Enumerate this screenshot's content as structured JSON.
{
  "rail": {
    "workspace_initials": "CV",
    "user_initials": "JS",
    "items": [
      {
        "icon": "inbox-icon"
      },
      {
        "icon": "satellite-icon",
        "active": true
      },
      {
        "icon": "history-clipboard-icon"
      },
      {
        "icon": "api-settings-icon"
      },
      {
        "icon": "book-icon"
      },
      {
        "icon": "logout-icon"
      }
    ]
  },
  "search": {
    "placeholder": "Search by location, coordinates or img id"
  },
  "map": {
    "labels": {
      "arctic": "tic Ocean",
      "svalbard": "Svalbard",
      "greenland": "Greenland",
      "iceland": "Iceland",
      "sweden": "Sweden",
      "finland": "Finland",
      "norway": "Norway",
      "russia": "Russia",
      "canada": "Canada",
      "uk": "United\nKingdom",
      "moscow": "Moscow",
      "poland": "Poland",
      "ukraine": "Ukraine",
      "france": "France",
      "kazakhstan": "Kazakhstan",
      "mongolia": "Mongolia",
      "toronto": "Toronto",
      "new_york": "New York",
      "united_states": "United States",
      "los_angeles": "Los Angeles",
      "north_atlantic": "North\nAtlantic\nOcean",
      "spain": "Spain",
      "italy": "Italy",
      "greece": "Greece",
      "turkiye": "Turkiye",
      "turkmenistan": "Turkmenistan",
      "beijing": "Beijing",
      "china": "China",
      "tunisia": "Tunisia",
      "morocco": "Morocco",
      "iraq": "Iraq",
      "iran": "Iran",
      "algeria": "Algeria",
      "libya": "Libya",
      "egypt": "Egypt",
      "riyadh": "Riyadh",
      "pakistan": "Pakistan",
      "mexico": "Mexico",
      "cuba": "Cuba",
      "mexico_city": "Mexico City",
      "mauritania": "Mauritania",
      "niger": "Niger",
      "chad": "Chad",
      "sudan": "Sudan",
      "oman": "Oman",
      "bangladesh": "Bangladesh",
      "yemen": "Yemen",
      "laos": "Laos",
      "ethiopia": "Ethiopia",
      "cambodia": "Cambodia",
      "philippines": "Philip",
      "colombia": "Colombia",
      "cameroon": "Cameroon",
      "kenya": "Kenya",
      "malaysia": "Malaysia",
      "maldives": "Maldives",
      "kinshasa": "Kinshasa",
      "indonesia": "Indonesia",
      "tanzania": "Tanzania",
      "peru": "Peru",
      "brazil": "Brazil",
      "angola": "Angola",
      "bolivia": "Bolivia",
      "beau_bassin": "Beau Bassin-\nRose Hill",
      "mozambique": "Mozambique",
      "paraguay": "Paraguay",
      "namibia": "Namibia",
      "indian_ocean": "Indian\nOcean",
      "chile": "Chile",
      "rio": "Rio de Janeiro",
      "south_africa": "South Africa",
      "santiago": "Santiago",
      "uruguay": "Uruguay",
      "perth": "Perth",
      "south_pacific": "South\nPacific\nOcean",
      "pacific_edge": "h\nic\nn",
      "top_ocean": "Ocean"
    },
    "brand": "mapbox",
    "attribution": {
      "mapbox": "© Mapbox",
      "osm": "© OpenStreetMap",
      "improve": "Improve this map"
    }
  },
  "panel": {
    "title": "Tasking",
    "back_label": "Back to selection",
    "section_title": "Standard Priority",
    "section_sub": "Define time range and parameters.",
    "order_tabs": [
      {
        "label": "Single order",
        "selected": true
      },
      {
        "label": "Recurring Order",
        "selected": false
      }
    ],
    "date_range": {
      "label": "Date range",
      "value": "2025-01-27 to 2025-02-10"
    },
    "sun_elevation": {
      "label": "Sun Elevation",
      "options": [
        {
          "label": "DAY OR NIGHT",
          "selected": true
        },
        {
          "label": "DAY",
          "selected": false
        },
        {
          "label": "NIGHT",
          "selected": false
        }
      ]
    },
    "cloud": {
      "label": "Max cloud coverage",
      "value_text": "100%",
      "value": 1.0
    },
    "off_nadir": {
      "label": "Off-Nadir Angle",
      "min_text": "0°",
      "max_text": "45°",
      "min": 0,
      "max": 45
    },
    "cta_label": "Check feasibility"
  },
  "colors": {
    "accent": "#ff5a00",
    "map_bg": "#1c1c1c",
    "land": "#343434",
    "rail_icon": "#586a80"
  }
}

What is needed: Can you restate every record above word for word?

Output:
Enumerate this screenshot's content as structured JSON.
{
  "rail": {
    "workspace_initials": "CV",
    "user_initials": "JS",
    "items": [
      {
        "icon": "inbox-icon"
      },
      {
        "icon": "satellite-icon",
        "active": true
      },
      {
        "icon": "history-clipboard-icon"
      },
      {
        "icon": "api-settings-icon"
      },
      {
        "icon": "book-icon"
      },
      {
        "icon": "logout-icon"
      }
    ]
  },
  "search": {
    "placeholder": "Search by location, coordinates or img id"
  },
  "map": {
    "labels": {
      "arctic": "tic Ocean",
      "svalbard": "Svalbard",
      "greenland": "Greenland",
      "iceland": "Iceland",
      "sweden": "Sweden",
      "finland": "Finland",
      "norway": "Norway",
      "russia": "Russia",
      "canada": "Canada",
      "uk": "United\nKingdom",
      "moscow": "Moscow",
      "poland": "Poland",
      "ukraine": "Ukraine",
      "france": "France",
      "kazakhstan": "Kazakhstan",
      "mongolia": "Mongolia",
      "toronto": "Toronto",
      "new_york": "New York",
      "united_states": "United States",
      "los_angeles": "Los Angeles",
      "north_atlantic": "North\nAtlantic\nOcean",
      "spain": "Spain",
      "italy": "Italy",
      "greece": "Greece",
      "turkiye": "Turkiye",
      "turkmenistan": "Turkmenistan",
      "beijing": "Beijing",
      "china": "China",
      "tunisia": "Tunisia",
      "morocco": "Morocco",
      "iraq": "Iraq",
      "iran": "Iran",
      "algeria": "Algeria",
      "libya": "Libya",
      "egypt": "Egypt",
      "riyadh": "Riyadh",
      "pakistan": "Pakistan",
      "mexico": "Mexico",
      "cuba": "Cuba",
      "mexico_city": "Mexico City",
      "mauritania": "Mauritania",
      "niger": "Niger",
      "chad": "Chad",
      "sudan": "Sudan",
      "oman": "Oman",
      "bangladesh": "Bangladesh",
      "yemen": "Yemen",
      "laos": "Laos",
      "ethiopia": "Ethiopia",
      "cambodia": "Cambodia",
      "philippines": "Philip",
      "colombia": "Colombia",
      "cameroon": "Cameroon",
      "kenya": "Kenya",
      "malaysia": "Malaysia",
      "maldives": "Maldives",
      "kinshasa": "Kinshasa",
      "indonesia": "Indonesia",
      "tanzania": "Tanzania",
      "peru": "Peru",
      "brazil": "Brazil",
      "angola": "Angola",
      "bolivia": "Bolivia",
      "beau_bassin": "Beau Bassin-\nRose Hill",
      "mozambique": "Mozambique",
      "paraguay": "Paraguay",
      "namibia": "Namibia",
      "indian_ocean": "Indian\nOcean",
      "chile": "Chile",
      "rio": "Rio de Janeiro",
      "south_africa": "South Africa",
      "santiago": "Santiago",
      "uruguay": "Uruguay",
      "perth": "Perth",
      "south_pacific": "South\nPacific\nOcean",
      "pacific_edge": "h\nic\nn",
      "top_ocean": "Ocean"
    },
    "brand": "mapbox",
    "attribution": {
      "mapbox": "© Mapbox",
      "osm": "© OpenStreetMap",
      "improve": "Improve this map"
    }
  },
  "panel": {
    "title": "Tasking",
    "back_label": "Back to selection",
    "section_title": "Standard Priority",
    "section_sub": "Define time range and parameters.",
    "order_tabs": [
      {
        "label": "Single order",
        "selected": true
      },
      {
        "label": "Recurring Order",
        "selected": false
      }
    ],
    "date_range": {
      "label": "Date range",
      "value": "2025-01-27 to 2025-02-10"
    },
    "sun_elevation": {
      "label": "Sun Elevation",
      "options": [
        {
          "label": "DAY OR NIGHT",
          "selected": true
        },
        {
          "label": "DAY",
          "selected": false
        },
        {
          "label": "NIGHT",
          "selected": false
        }
      ]
    },
    "cloud": {
      "label": "Max cloud coverage",
      "value_text": "100%",
      "value": 1.0
    },
    "off_nadir": {
      "label": "Off-Nadir Angle",
      "min_text": "0°",
      "max_text": "45°",
      "min": 0,
      "max": 45
    },
    "cta_label": "Check feasibility"
  },
  "colors": {
    "accent": "#ff5a00",
    "map_bg": "#1c1c1c",
    "land": "#343434",
    "rail_icon": "#586a80"
  }
}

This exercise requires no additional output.